Retype everything from the start of the records down to the line that contains "Text: 1: 1: [732, 390, 739, 403]", with both of those lines included.

Entries provided =>
★ ★ ★

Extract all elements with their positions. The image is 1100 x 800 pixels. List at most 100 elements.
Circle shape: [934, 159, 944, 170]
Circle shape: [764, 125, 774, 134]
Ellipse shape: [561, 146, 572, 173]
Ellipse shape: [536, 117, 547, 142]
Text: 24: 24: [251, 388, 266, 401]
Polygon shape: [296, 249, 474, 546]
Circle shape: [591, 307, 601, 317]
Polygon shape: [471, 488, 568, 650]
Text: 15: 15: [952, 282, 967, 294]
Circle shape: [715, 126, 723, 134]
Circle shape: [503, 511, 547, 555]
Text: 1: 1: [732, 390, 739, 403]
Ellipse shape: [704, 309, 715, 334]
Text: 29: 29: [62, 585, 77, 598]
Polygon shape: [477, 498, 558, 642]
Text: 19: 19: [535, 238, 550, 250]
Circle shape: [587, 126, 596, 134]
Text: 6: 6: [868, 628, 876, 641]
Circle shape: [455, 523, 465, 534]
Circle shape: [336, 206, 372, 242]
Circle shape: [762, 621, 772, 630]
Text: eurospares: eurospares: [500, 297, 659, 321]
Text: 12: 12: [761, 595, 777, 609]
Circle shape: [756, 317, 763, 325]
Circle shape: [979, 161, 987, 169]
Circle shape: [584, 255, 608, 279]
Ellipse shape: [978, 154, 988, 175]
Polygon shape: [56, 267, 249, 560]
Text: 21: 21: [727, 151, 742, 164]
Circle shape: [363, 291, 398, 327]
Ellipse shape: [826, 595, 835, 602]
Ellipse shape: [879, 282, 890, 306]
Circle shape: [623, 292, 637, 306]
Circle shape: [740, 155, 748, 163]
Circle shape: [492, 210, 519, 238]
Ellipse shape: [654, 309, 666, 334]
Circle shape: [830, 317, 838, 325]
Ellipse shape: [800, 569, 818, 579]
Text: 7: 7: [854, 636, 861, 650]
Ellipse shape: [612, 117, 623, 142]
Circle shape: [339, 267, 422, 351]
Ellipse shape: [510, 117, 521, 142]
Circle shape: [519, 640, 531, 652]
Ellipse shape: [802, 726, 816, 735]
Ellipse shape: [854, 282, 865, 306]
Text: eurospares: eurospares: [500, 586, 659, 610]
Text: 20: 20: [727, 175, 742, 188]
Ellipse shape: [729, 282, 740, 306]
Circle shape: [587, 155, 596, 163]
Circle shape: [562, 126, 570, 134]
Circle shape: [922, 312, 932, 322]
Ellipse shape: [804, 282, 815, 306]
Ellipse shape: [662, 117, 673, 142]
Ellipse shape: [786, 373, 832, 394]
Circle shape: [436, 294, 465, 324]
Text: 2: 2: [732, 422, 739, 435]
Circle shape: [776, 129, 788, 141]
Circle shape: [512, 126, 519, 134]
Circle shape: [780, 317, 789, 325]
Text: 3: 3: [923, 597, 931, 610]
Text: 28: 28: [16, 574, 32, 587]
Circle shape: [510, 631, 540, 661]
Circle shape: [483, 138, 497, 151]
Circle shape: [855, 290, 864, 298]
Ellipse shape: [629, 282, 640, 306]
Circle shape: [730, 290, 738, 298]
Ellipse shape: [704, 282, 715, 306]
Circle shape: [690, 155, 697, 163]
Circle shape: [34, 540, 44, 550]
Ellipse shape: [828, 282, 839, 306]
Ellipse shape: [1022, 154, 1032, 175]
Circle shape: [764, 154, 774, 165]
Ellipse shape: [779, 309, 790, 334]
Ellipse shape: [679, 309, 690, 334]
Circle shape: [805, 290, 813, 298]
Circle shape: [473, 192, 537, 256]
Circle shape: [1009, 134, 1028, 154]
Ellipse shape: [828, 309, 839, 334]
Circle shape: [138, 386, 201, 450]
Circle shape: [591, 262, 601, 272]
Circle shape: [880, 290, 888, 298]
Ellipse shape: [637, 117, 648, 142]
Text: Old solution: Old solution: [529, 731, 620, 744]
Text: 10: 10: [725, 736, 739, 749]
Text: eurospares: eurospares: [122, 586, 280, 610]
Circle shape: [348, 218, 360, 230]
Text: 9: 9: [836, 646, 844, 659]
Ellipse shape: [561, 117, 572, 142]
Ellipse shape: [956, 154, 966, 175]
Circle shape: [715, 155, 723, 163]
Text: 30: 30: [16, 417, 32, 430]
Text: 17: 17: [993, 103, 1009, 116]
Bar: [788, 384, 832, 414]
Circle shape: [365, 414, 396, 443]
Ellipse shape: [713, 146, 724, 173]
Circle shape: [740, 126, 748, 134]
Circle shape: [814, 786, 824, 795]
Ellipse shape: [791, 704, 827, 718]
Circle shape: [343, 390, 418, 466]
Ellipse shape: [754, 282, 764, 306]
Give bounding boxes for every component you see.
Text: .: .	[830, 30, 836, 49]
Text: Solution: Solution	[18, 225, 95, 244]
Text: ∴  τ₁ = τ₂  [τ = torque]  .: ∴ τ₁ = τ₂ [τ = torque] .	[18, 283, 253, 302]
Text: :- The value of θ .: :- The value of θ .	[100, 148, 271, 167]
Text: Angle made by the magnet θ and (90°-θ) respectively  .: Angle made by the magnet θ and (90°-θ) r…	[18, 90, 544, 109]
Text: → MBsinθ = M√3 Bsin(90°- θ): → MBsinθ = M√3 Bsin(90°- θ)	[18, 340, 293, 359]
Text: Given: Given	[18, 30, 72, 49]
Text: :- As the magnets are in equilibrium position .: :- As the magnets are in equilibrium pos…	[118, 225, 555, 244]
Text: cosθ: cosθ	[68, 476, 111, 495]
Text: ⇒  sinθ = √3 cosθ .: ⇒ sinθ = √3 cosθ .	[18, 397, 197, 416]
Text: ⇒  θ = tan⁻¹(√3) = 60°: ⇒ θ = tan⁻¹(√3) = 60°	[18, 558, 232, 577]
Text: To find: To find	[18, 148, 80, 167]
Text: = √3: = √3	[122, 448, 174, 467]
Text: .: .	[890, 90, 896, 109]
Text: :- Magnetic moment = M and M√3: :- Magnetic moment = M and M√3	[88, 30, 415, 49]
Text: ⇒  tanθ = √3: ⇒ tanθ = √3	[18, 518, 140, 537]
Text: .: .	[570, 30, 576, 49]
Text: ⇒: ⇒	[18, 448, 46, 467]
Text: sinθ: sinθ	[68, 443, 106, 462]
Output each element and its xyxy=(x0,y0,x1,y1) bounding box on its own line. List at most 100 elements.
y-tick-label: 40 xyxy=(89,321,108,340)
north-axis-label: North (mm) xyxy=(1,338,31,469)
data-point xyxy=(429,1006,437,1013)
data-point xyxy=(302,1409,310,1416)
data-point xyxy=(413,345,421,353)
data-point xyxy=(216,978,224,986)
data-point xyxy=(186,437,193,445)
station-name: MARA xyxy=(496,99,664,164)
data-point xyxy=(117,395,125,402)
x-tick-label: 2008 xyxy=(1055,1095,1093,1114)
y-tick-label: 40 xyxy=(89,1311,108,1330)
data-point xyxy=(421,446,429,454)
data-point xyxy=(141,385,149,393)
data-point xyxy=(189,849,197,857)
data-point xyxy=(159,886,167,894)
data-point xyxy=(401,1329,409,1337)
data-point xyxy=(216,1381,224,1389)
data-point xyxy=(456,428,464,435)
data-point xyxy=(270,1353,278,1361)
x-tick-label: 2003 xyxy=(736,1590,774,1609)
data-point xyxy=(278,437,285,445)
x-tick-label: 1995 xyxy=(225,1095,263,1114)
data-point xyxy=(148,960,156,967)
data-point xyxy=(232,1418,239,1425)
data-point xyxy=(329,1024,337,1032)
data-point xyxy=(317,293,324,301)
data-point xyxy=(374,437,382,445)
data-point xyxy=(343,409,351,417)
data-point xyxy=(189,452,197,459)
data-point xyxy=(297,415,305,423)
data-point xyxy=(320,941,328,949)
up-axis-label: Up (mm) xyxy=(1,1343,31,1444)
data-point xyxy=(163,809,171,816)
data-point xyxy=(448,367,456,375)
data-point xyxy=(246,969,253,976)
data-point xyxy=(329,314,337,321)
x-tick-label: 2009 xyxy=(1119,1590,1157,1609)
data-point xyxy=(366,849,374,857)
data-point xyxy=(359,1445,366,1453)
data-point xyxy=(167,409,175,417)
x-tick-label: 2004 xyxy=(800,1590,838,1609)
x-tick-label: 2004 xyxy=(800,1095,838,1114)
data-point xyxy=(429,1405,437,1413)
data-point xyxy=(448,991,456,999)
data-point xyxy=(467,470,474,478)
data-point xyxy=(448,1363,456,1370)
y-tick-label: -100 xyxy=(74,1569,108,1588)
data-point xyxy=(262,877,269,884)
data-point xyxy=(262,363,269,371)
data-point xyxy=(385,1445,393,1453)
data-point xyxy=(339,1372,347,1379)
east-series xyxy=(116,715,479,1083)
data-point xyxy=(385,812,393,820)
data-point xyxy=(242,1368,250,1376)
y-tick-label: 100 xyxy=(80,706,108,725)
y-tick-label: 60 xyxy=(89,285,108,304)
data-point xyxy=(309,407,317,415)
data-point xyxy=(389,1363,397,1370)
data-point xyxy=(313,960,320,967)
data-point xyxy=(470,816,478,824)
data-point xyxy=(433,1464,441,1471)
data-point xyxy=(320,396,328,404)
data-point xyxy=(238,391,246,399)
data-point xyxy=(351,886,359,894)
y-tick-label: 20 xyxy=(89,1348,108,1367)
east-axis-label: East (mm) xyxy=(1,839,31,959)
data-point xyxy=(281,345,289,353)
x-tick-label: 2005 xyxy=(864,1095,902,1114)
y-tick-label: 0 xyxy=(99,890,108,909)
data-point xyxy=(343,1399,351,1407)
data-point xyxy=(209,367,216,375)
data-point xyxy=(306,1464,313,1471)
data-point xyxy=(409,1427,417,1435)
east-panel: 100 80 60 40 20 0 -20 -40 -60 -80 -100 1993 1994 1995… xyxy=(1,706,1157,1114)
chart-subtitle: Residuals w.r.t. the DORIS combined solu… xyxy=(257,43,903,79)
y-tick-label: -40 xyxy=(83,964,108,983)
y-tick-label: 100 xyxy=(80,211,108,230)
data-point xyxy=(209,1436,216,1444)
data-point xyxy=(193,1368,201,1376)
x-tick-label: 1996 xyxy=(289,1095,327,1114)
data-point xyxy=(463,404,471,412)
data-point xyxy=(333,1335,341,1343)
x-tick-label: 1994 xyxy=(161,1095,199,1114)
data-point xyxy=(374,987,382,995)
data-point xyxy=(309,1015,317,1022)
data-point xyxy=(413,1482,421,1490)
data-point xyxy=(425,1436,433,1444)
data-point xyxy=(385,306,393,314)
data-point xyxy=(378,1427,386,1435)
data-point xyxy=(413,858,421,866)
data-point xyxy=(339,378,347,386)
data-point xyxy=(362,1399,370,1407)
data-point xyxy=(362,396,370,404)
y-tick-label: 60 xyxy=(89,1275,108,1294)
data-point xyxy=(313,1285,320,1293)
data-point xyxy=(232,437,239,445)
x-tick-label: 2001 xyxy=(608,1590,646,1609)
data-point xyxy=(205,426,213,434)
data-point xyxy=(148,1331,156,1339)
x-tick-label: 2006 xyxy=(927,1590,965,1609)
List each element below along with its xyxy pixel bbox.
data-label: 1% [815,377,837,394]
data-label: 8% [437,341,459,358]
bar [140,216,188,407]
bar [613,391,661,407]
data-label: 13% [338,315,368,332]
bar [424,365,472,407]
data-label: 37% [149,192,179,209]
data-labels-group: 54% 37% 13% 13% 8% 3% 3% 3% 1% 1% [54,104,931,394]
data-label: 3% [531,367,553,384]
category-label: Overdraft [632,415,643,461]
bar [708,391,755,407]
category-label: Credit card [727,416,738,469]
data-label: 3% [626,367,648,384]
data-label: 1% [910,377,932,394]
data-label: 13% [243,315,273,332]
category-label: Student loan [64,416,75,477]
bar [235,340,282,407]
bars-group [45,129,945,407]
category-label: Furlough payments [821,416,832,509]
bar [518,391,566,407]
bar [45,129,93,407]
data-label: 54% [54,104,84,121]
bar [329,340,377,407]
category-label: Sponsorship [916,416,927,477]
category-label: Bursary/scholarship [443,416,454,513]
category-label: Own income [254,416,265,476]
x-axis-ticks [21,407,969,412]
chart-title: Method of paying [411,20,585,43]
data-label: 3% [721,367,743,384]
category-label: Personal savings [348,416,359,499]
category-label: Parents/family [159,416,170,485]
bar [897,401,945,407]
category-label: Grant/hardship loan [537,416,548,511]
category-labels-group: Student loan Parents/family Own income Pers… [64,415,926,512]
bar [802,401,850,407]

★ ★ ★

Answer to the problem =>
Extract all elements with their positions. The image is 1100 x 800 pixels. List at most 100 elements.
Circle shape: [934, 159, 944, 170]
Circle shape: [764, 125, 774, 134]
Ellipse shape: [561, 146, 572, 173]
Ellipse shape: [536, 117, 547, 142]
Text: 24: 24: [251, 388, 266, 401]
Polygon shape: [296, 249, 474, 546]
Circle shape: [591, 307, 601, 317]
Polygon shape: [471, 488, 568, 650]
Text: 15: 15: [952, 282, 967, 294]
Circle shape: [715, 126, 723, 134]
Circle shape: [503, 511, 547, 555]
Text: 1: 1: [732, 390, 739, 403]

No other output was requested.